> _What to do_:
Output all the entries word for word. Omit the pictures.

> _Recorded data_:
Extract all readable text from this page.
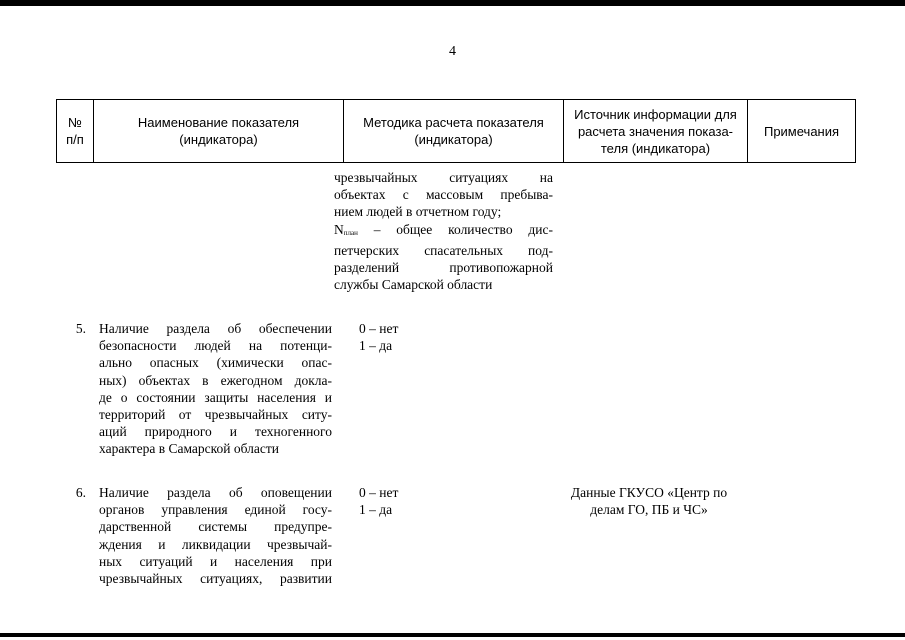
4
№
п/п
Наименование показателя
(индикатора)
Методика расчета показателя
(индикатора)
Источник информации для
расчета значения показа-
теля (индикатора)
Примечания
чрезвычайных ситуациях на
объектах с массовым пребыва-
нием людей в отчетном году;
$N_{план}$ – общее количество дис-
петчерских спасательных под-
разделений противопожарной
службы Самарской области
5. Наличие раздела об обеспечении
безопасности людей на потенци-
ально опасных (химически опас-
ных) объектах в ежегодном докла-
де о состоянии защиты населения и
территорий от чрезвычайных ситу-
аций природного и техногенного
характера в Самарской области
0 – нет
1 – да
6. Наличие раздела об оповещении
органов управления единой госу-
дарственной системы предупре-
ждения и ликвидации чрезвычай-
ных ситуаций и населения при
чрезвычайных ситуациях, развитии
0 – нет
1 – да
Данные ГКУСО «Центр по
делам ГО, ПБ и ЧС»
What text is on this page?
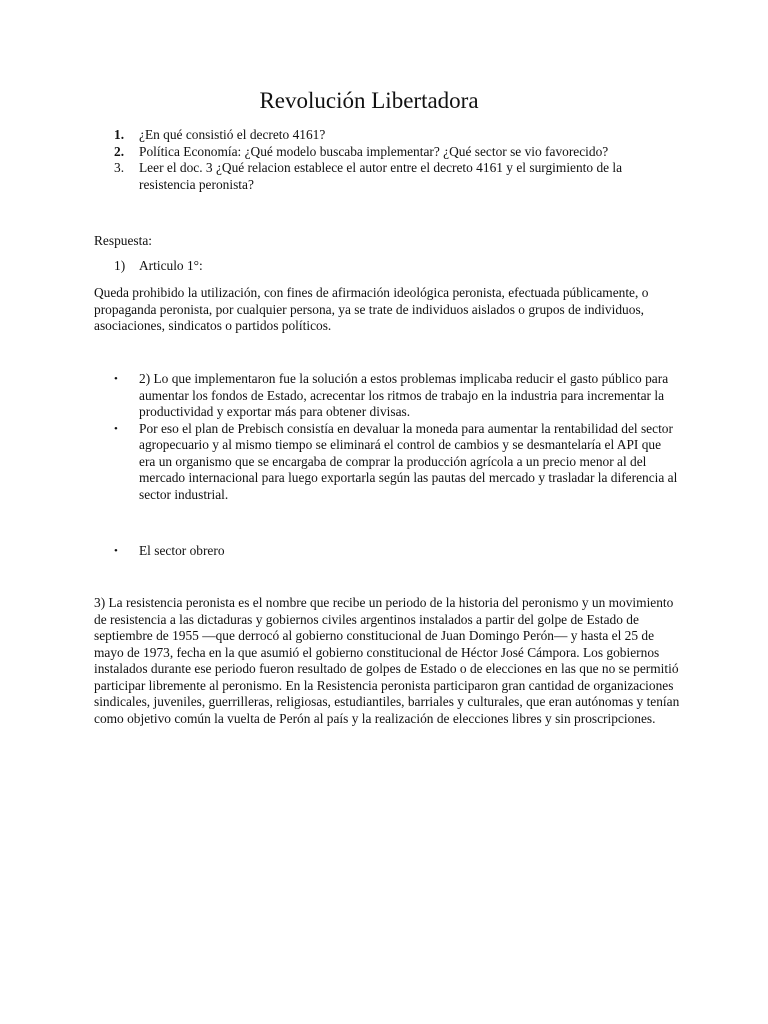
Revolución Libertadora
1. ¿En qué consistió el decreto 4161?
2. Política Economía: ¿Qué modelo buscaba implementar? ¿Qué sector se vio favorecido?
3. Leer el doc. 3 ¿Qué relacion establece el autor entre el decreto 4161 y el surgimiento de la resistencia peronista?
Respuesta:
1) Articulo 1°:
Queda prohibido la utilización, con fines de afirmación ideológica peronista, efectuada públicamente, o propaganda peronista, por cualquier persona, ya se trate de individuos aislados o grupos de individuos, asociaciones, sindicatos o partidos políticos.
• 2) Lo que implementaron fue la solución a estos problemas implicaba reducir el gasto público para aumentar los fondos de Estado, acrecentar los ritmos de trabajo en la industria para incrementar la productividad y exportar más para obtener divisas.
• Por eso el plan de Prebisch consistía en devaluar la moneda para aumentar la rentabilidad del sector agropecuario y al mismo tiempo se eliminará el control de cambios y se desmantelaría el API que era un organismo que se encargaba de comprar la producción agrícola a un precio menor al del mercado internacional para luego exportarla según las pautas del mercado y trasladar la diferencia al sector industrial.
• El sector obrero
3) La resistencia peronista es el nombre que recibe un periodo de la historia del peronismo y un movimiento de resistencia a las dictaduras y gobiernos civiles argentinos instalados a partir del golpe de Estado de septiembre de 1955 —que derrocó al gobierno constitucional de Juan Domingo Perón— y hasta el 25 de mayo de 1973, fecha en la que asumió el gobierno constitucional de Héctor José Cámpora. Los gobiernos instalados durante ese periodo fueron resultado de golpes de Estado o de elecciones en las que no se permitió participar libremente al peronismo. En la Resistencia peronista participaron gran cantidad de organizaciones sindicales, juveniles, guerrilleras, religiosas, estudiantiles, barriales y culturales, que eran autónomas y tenían como objetivo común la vuelta de Perón al país y la realización de elecciones libres y sin proscripciones.
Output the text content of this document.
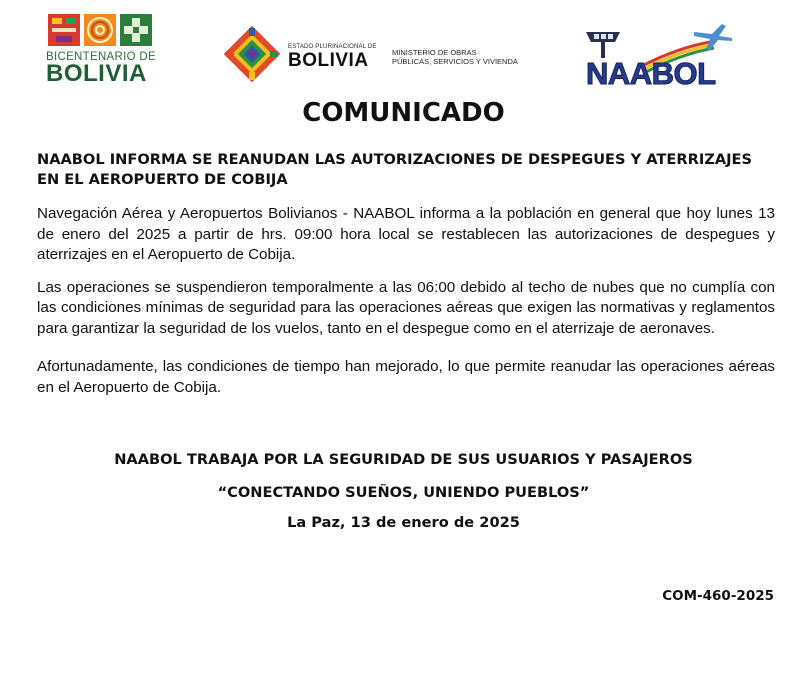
BICENTENARIO DE
BOLIVIA
ESTADO PLURINACIONAL DE
BOLIVIA	MINISTERIO DE OBRAS
PÚBLICAS, SERVICIOS Y VIVIENDA NAABOL
COMUNICADO

NAABOL INFORMA SE REANUDAN LAS AUTORIZACIONES DE DESPEGUES Y ATERRIZAJES EN EL AEROPUERTO DE COBIJA

Navegación Aérea y Aeropuertos Bolivianos - NAABOL informa a la población en general que hoy lunes 13 de enero del 2025 a partir de hrs. 09:00 hora local se restablecen las autorizaciones de despegues y aterrizajes en el Aeropuerto de Cobija.

Las operaciones se suspendieron temporalmente a las 06:00 debido al techo de nubes que no cumplía con las condiciones mínimas de seguridad para las operaciones aéreas que exigen las normativas y reglamentos para garantizar la seguridad de los vuelos, tanto en el despegue como en el aterrizaje de aeronaves.

Afortunadamente, las condiciones de tiempo han mejorado, lo que permite reanudar las operaciones aéreas en el Aeropuerto de Cobija.

NAABOL TRABAJA POR LA SEGURIDAD DE SUS USUARIOS Y PASAJEROS
“CONECTANDO SUEÑOS, UNIENDO PUEBLOS”
La Paz, 13 de enero de 2025
COM-460-2025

> _Exercise response_:
Extract all readable text from this page.
4
№
п/п
Наименование показателя
(индикатора)
Методика расчета показателя
(индикатора)
Источник информации для
расчета значения показа-
теля (индикатора)
Примечания
чрезвычайных ситуациях на
объектах с массовым пребыва-
нием людей в отчетном году;
$N_{план}$ – общее количество дис-
петчерских спасательных под-
разделений противопожарной
службы Самарской области
5. Наличие раздела об обеспечении
безопасности людей на потенци-
ально опасных (химически опас-
ных) объектах в ежегодном докла-
де о состоянии защиты населения и
территорий от чрезвычайных ситу-
аций природного и техногенного
характера в Самарской области
0 – нет
1 – да
6. Наличие раздела об оповещении
органов управления единой госу-
дарственной системы предупре-
ждения и ликвидации чрезвычай-
ных ситуаций и населения при
чрезвычайных ситуациях, развитии
0 – нет
1 – да
Данные ГКУСО «Центр по
делам ГО, ПБ и ЧС»
What text is on this page?
Revolución Libertadora
1. ¿En qué consistió el decreto 4161?
2. Política Economía: ¿Qué modelo buscaba implementar? ¿Qué sector se vio favorecido?
3. Leer el doc. 3 ¿Qué relacion establece el autor entre el decreto 4161 y el surgimiento de la resistencia peronista?
Respuesta:
1) Articulo 1°:
Queda prohibido la utilización, con fines de afirmación ideológica peronista, efectuada públicamente, o propaganda peronista, por cualquier persona, ya se trate de individuos aislados o grupos de individuos, asociaciones, sindicatos o partidos políticos.
• 2) Lo que implementaron fue la solución a estos problemas implicaba reducir el gasto público para aumentar los fondos de Estado, acrecentar los ritmos de trabajo en la industria para incrementar la productividad y exportar más para obtener divisas.
• Por eso el plan de Prebisch consistía en devaluar la moneda para aumentar la rentabilidad del sector agropecuario y al mismo tiempo se eliminará el control de cambios y se desmantelaría el API que era un organismo que se encargaba de comprar la producción agrícola a un precio menor al del mercado internacional para luego exportarla según las pautas del mercado y trasladar la diferencia al sector industrial.
• El sector obrero
3) La resistencia peronista es el nombre que recibe un periodo de la historia del peronismo y un movimiento de resistencia a las dictaduras y gobiernos civiles argentinos instalados a partir del golpe de Estado de septiembre de 1955 —que derrocó al gobierno constitucional de Juan Domingo Perón— y hasta el 25 de mayo de 1973, fecha en la que asumió el gobierno constitucional de Héctor José Cámpora. Los gobiernos instalados durante ese periodo fueron resultado de golpes de Estado o de elecciones en las que no se permitió participar libremente al peronismo. En la Resistencia peronista participaron gran cantidad de organizaciones sindicales, juveniles, guerrilleras, religiosas, estudiantiles, barriales y culturales, que eran autónomas y tenían como objetivo común la vuelta de Perón al país y la realización de elecciones libres y sin proscripciones.
Output the text content of this document.
BICENTENARIO DE
BOLIVIA
ESTADO PLURINACIONAL DE
BOLIVIA	MINISTERIO DE OBRAS
PÚBLICAS, SERVICIOS Y VIVIENDA NAABOL
COMUNICADO

NAABOL INFORMA SE REANUDAN LAS AUTORIZACIONES DE DESPEGUES Y ATERRIZAJES EN EL AEROPUERTO DE COBIJA

Navegación Aérea y Aeropuertos Bolivianos - NAABOL informa a la población en general que hoy lunes 13 de enero del 2025 a partir de hrs. 09:00 hora local se restablecen las autorizaciones de despegues y aterrizajes en el Aeropuerto de Cobija.

Las operaciones se suspendieron temporalmente a las 06:00 debido al techo de nubes que no cumplía con las condiciones mínimas de seguridad para las operaciones aéreas que exigen las normativas y reglamentos para garantizar la seguridad de los vuelos, tanto en el despegue como en el aterrizaje de aeronaves.

Afortunadamente, las condiciones de tiempo han mejorado, lo que permite reanudar las operaciones aéreas en el Aeropuerto de Cobija.

NAABOL TRABAJA POR LA SEGURIDAD DE SUS USUARIOS Y PASAJEROS
“CONECTANDO SUEÑOS, UNIENDO PUEBLOS”
La Paz, 13 de enero de 2025
COM-460-2025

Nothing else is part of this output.